THE REQUEST: Return every entry exactly as written.

STORED ROWS:
[Start]

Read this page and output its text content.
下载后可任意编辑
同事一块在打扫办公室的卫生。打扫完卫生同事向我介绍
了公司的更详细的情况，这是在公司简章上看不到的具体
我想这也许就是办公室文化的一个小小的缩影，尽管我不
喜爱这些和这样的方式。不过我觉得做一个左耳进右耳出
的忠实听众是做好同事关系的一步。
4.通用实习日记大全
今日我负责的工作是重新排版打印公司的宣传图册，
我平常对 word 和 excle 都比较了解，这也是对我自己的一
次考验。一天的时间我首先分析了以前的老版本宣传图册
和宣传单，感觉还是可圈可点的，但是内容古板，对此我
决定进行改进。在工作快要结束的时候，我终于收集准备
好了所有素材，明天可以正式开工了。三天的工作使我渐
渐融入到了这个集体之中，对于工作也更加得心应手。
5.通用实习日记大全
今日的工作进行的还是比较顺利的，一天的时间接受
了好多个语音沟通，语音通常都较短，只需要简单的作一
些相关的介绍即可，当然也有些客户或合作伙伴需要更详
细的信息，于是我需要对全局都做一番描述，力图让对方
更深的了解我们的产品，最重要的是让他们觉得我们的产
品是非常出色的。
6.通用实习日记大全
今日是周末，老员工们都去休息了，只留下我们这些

[End]

WORKED ANSWER:
Read this page and output its text content.
下载后可任意编辑
同事一块在打扫办公室的卫生。打扫完卫生同事向我介绍
了公司的更详细的情况，这是在公司简章上看不到的具体
我想这也许就是办公室文化的一个小小的缩影，尽管我不
喜爱这些和这样的方式。不过我觉得做一个左耳进右耳出
的忠实听众是做好同事关系的一步。
4.通用实习日记大全
今日我负责的工作是重新排版打印公司的宣传图册，
我平常对 word 和 excle 都比较了解，这也是对我自己的一
次考验。一天的时间我首先分析了以前的老版本宣传图册
和宣传单，感觉还是可圈可点的，但是内容古板，对此我
决定进行改进。在工作快要结束的时候，我终于收集准备
好了所有素材，明天可以正式开工了。三天的工作使我渐
渐融入到了这个集体之中，对于工作也更加得心应手。
5.通用实习日记大全
今日的工作进行的还是比较顺利的，一天的时间接受
了好多个语音沟通，语音通常都较短，只需要简单的作一
些相关的介绍即可，当然也有些客户或合作伙伴需要更详
细的信息，于是我需要对全局都做一番描述，力图让对方
更深的了解我们的产品，最重要的是让他们觉得我们的产
品是非常出色的。
6.通用实习日记大全
今日是周末，老员工们都去休息了，只留下我们这些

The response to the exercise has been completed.